(Data records)
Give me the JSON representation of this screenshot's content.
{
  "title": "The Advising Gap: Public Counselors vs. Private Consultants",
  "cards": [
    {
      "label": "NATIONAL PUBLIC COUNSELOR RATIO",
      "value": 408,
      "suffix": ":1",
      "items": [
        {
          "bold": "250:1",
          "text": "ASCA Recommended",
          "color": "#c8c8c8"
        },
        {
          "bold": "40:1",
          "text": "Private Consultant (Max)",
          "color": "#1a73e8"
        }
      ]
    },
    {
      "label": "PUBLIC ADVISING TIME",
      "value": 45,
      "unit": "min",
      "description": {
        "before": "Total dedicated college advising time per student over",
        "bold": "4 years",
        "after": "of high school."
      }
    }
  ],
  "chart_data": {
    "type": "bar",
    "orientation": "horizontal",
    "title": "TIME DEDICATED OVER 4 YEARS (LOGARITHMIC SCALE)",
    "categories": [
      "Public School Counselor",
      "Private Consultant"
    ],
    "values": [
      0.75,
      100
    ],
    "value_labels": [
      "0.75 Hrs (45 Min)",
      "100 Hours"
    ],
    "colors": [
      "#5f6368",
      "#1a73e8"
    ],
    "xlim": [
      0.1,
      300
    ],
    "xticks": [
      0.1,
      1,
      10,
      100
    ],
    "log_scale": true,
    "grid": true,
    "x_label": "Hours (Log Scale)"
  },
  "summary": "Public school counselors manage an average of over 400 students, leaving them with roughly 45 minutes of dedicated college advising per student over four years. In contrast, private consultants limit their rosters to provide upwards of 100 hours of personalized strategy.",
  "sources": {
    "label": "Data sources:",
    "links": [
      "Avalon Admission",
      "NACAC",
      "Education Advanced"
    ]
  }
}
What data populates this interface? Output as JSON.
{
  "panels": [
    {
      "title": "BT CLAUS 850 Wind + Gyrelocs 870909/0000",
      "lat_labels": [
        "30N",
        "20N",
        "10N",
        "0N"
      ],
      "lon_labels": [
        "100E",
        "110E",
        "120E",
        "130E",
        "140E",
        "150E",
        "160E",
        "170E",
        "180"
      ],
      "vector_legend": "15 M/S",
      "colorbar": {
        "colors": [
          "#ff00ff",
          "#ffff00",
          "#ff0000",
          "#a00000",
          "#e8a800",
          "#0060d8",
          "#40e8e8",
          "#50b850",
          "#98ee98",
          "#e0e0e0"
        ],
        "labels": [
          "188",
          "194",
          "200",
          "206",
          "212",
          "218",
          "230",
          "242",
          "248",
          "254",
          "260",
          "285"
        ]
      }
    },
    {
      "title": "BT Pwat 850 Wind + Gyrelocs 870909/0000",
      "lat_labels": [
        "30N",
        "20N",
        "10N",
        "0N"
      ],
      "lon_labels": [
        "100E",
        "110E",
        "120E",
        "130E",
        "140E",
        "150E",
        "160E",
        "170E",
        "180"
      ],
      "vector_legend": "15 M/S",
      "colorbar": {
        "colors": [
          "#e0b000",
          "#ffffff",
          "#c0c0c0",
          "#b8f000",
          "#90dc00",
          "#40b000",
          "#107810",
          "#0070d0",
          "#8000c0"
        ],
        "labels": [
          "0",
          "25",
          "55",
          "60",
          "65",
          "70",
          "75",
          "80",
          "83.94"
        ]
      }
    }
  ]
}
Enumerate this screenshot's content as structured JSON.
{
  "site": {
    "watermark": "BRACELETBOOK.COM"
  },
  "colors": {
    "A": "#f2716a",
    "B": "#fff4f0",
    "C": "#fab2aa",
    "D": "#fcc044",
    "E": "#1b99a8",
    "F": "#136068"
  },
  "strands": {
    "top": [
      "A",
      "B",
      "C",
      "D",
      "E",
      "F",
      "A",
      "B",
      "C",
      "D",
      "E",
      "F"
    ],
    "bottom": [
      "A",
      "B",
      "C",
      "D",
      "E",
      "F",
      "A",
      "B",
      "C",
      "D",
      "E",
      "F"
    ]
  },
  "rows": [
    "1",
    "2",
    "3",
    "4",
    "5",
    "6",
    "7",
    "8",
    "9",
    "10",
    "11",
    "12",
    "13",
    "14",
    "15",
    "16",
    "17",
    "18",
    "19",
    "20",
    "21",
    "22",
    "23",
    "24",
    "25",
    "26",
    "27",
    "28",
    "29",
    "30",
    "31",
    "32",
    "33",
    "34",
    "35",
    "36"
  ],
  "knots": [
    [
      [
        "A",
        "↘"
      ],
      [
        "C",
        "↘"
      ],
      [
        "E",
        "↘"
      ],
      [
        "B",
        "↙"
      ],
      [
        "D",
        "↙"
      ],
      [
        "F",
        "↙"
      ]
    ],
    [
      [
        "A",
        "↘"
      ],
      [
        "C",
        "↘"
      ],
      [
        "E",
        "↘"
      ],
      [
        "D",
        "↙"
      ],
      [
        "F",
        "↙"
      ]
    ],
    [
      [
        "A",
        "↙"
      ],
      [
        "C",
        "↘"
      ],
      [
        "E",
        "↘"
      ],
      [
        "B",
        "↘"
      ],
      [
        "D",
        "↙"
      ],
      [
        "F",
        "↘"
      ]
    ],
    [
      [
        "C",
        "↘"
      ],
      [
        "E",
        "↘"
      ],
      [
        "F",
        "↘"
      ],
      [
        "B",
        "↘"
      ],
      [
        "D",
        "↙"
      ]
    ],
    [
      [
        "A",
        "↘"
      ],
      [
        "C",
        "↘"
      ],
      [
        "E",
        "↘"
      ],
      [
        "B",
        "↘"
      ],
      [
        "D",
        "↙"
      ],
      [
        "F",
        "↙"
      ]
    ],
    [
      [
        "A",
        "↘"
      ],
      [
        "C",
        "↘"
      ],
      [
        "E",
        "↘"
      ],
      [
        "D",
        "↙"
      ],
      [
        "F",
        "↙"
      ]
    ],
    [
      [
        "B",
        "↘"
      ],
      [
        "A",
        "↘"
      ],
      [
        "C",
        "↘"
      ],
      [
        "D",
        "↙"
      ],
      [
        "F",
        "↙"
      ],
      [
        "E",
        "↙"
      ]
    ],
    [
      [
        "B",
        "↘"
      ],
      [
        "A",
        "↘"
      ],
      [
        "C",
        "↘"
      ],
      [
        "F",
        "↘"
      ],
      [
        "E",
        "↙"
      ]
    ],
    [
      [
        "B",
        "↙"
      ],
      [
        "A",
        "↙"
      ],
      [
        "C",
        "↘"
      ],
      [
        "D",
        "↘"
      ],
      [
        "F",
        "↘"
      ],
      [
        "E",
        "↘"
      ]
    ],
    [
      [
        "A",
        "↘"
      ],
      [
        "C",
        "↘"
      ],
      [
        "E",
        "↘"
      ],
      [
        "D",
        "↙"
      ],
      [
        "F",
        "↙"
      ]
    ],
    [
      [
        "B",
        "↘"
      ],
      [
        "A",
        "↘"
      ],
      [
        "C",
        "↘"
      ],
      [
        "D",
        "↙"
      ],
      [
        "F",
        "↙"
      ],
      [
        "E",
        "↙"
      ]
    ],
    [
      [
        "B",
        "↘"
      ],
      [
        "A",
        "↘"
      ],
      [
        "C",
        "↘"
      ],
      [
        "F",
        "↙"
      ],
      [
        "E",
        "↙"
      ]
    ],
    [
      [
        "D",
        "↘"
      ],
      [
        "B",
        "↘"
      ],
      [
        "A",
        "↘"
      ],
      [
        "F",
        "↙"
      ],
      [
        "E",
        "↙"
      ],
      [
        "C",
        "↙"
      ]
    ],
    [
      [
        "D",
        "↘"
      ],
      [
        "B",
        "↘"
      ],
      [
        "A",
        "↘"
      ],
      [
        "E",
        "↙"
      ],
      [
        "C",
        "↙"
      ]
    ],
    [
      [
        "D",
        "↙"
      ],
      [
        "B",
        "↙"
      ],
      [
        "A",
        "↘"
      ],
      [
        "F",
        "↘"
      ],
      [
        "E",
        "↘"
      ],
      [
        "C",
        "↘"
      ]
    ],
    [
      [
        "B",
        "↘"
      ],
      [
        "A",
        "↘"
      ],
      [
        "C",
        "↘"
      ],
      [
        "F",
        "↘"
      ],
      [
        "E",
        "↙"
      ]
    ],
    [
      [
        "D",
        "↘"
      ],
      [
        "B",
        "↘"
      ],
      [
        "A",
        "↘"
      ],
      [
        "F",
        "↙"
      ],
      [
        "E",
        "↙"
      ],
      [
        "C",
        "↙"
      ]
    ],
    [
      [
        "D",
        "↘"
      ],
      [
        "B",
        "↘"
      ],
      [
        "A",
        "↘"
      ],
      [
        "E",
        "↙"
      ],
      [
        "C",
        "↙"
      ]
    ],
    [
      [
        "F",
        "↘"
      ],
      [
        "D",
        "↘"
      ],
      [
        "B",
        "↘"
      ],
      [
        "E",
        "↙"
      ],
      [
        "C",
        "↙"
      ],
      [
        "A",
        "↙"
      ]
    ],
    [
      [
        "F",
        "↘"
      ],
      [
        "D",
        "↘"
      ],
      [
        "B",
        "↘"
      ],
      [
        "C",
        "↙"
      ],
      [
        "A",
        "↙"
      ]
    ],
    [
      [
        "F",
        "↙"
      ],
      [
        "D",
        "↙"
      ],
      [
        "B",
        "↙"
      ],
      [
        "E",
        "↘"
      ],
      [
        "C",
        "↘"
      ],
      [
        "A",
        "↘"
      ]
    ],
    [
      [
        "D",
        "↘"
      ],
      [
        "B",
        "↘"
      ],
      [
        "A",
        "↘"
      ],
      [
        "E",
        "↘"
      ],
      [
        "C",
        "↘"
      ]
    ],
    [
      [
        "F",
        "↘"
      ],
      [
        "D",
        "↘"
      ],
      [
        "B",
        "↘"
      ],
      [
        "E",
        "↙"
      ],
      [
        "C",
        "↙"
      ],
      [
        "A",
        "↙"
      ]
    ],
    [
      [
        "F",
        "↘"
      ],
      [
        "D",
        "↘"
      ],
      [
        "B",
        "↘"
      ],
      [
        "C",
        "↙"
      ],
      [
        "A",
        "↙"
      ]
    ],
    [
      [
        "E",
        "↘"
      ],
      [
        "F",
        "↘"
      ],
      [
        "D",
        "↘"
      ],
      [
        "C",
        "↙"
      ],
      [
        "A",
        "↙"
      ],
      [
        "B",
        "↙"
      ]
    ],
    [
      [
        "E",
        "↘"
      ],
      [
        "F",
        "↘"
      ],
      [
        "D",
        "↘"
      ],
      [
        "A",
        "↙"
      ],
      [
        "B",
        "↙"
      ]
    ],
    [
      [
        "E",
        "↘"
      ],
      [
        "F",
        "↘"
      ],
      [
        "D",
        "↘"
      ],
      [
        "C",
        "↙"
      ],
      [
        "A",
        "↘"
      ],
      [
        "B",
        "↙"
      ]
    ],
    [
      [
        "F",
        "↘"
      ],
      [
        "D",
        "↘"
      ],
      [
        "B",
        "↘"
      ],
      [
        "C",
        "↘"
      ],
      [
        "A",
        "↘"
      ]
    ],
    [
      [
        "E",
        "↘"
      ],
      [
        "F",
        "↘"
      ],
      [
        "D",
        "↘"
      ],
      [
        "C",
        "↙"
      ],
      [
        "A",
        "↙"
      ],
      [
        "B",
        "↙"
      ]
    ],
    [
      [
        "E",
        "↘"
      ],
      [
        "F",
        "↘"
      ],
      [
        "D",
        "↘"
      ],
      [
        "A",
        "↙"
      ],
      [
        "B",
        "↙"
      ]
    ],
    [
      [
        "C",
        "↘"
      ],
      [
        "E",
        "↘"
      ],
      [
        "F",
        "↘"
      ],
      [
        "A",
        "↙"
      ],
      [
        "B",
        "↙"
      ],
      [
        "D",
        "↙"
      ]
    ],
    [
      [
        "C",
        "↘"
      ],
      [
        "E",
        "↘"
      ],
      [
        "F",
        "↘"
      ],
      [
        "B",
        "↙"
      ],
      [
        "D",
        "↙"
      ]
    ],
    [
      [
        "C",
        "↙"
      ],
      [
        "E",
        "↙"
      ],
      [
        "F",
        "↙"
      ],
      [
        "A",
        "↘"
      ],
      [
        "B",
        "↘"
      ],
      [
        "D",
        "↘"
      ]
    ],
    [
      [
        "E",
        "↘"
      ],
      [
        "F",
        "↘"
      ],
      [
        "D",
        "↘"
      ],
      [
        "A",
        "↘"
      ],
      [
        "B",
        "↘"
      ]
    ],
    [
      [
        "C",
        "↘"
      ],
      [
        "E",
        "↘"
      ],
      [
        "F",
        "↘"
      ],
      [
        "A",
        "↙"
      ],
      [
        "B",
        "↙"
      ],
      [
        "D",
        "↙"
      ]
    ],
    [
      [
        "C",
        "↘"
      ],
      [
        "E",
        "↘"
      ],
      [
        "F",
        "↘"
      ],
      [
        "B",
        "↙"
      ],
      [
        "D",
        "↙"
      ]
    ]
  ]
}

Goal of the exercise:
Locate all lines in the listing above with the word "Gyrelocs" and copy them.

Result:
      "title": "BT CLAUS 850 Wind + Gyrelocs 870909/0000",
      "title": "BT Pwat 850 Wind + Gyrelocs 870909/0000",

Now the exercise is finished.